Given information –
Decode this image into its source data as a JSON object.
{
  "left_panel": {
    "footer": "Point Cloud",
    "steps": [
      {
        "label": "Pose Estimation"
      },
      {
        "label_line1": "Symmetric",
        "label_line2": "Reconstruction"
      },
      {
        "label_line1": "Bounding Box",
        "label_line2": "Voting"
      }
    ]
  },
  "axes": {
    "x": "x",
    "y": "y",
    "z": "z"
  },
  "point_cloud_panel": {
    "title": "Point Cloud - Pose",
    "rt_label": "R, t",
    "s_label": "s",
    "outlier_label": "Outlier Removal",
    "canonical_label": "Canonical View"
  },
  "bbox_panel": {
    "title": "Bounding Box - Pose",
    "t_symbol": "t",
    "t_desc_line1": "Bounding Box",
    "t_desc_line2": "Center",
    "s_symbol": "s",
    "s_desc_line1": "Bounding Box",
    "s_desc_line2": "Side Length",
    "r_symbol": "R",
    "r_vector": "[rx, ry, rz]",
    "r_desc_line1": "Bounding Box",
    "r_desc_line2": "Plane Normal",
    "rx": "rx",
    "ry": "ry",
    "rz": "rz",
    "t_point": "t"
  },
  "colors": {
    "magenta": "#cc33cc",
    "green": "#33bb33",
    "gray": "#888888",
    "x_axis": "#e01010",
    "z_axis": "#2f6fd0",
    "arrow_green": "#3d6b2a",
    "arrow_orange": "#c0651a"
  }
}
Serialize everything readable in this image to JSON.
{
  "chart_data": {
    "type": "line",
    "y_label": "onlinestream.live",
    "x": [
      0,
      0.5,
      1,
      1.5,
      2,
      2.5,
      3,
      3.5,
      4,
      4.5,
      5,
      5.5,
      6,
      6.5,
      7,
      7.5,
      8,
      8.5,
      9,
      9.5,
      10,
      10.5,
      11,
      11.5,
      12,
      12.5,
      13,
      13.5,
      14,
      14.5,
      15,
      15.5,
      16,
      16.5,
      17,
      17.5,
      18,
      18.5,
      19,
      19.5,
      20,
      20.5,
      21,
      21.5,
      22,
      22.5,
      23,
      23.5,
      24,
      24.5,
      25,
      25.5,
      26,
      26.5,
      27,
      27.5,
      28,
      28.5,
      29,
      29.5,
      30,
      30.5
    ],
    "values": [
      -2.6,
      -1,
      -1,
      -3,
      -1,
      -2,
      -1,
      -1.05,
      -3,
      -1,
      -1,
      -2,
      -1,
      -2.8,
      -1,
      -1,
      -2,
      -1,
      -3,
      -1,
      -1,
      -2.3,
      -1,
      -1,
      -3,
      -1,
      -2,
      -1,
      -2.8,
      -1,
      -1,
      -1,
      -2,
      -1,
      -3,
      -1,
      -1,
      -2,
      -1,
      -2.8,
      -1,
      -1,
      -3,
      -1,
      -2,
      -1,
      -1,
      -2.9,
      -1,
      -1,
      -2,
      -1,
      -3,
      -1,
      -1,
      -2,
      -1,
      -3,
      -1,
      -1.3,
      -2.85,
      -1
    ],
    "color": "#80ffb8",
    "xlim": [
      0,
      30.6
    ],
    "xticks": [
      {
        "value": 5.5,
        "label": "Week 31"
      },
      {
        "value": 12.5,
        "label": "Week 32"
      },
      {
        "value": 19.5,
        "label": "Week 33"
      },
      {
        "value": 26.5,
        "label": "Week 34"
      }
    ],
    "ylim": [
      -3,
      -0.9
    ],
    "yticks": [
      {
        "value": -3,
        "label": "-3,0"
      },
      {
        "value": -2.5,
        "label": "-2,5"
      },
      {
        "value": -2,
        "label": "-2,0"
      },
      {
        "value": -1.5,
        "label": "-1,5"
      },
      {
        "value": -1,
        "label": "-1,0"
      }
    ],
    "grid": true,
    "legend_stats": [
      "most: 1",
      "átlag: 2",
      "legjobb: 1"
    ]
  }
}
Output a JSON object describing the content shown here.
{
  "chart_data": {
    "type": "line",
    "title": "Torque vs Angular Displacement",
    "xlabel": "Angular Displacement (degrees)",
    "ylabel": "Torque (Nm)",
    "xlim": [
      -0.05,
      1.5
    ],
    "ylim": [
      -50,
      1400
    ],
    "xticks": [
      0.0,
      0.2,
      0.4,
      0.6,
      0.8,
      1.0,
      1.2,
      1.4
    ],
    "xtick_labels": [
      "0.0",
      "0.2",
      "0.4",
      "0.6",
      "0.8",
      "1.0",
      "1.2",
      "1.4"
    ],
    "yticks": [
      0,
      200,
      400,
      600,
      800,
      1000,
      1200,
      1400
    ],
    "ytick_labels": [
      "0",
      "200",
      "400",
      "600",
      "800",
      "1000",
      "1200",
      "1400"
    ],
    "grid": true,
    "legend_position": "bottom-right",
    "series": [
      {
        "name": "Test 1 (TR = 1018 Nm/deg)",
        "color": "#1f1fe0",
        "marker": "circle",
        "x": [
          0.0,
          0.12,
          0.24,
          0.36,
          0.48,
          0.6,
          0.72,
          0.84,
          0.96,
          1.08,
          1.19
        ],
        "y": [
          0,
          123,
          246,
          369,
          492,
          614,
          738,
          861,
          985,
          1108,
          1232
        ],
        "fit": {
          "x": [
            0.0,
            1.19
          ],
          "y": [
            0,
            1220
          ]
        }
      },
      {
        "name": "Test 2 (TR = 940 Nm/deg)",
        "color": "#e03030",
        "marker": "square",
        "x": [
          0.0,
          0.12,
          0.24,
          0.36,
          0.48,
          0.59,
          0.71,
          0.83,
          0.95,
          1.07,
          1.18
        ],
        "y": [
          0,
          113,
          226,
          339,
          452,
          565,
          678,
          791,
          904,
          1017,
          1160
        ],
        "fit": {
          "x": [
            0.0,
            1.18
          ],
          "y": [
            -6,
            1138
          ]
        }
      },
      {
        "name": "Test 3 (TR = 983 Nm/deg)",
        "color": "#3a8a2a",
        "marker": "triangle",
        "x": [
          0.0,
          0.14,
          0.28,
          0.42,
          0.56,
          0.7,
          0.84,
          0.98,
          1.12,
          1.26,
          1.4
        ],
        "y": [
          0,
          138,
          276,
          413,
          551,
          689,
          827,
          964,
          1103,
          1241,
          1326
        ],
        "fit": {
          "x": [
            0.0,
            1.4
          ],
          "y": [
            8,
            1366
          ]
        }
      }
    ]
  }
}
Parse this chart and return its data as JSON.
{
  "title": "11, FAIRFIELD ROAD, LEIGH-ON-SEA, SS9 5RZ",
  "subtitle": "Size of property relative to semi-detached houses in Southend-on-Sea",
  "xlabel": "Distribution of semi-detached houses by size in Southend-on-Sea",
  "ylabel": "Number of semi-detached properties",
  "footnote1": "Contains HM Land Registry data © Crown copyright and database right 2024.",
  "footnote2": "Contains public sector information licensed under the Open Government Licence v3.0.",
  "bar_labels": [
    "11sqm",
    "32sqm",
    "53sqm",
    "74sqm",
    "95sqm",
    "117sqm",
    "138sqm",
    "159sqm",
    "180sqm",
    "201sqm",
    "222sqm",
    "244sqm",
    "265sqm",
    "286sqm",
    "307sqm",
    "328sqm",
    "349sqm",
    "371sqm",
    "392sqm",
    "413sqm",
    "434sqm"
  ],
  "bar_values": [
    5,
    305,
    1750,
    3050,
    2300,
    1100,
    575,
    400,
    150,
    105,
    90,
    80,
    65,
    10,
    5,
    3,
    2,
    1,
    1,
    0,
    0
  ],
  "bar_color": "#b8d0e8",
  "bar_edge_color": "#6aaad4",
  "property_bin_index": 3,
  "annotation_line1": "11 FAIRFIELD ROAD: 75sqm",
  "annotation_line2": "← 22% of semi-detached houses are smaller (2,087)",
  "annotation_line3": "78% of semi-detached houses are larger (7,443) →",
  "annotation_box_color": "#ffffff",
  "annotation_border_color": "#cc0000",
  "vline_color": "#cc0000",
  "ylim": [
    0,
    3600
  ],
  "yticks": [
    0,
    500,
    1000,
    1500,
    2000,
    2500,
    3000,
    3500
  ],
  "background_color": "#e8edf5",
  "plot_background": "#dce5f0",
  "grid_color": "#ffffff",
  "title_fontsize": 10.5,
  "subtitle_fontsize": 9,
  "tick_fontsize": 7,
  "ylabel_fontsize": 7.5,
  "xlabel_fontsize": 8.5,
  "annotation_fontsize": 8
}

Given task – Copy only this span: the line that contains "Parse this chart and return its data as JSON.", the last line, and every line between them.

Task result –
Parse this chart and return its data as JSON.
{
  "title": "11, FAIRFIELD ROAD, LEIGH-ON-SEA, SS9 5RZ",
  "subtitle": "Size of property relative to semi-detached houses in Southend-on-Sea",
  "xlabel": "Distribution of semi-detached houses by size in Southend-on-Sea",
  "ylabel": "Number of semi-detached properties",
  "footnote1": "Contains HM Land Registry data © Crown copyright and database right 2024.",
  "footnote2": "Contains public sector information licensed under the Open Government Licence v3.0.",
  "bar_labels": [
    "11sqm",
    "32sqm",
    "53sqm",
    "74sqm",
    "95sqm",
    "117sqm",
    "138sqm",
    "159sqm",
    "180sqm",
    "201sqm",
    "222sqm",
    "244sqm",
    "265sqm",
    "286sqm",
    "307sqm",
    "328sqm",
    "349sqm",
    "371sqm",
    "392sqm",
    "413sqm",
    "434sqm"
  ],
  "bar_values": [
    5,
    305,
    1750,
    3050,
    2300,
    1100,
    575,
    400,
    150,
    105,
    90,
    80,
    65,
    10,
    5,
    3,
    2,
    1,
    1,
    0,
    0
  ],
  "bar_color": "#b8d0e8",
  "bar_edge_color": "#6aaad4",
  "property_bin_index": 3,
  "annotation_line1": "11 FAIRFIELD ROAD: 75sqm",
  "annotation_line2": "← 22% of semi-detached houses are smaller (2,087)",
  "annotation_line3": "78% of semi-detached houses are larger (7,443) →",
  "annotation_box_color": "#ffffff",
  "annotation_border_color": "#cc0000",
  "vline_color": "#cc0000",
  "ylim": [
    0,
    3600
  ],
  "yticks": [
    0,
    500,
    1000,
    1500,
    2000,
    2500,
    3000,
    3500
  ],
  "background_color": "#e8edf5",
  "plot_background": "#dce5f0",
  "grid_color": "#ffffff",
  "title_fontsize": 10.5,
  "subtitle_fontsize": 9,
  "tick_fontsize": 7,
  "ylabel_fontsize": 7.5,
  "xlabel_fontsize": 8.5,
  "annotation_fontsize": 8
}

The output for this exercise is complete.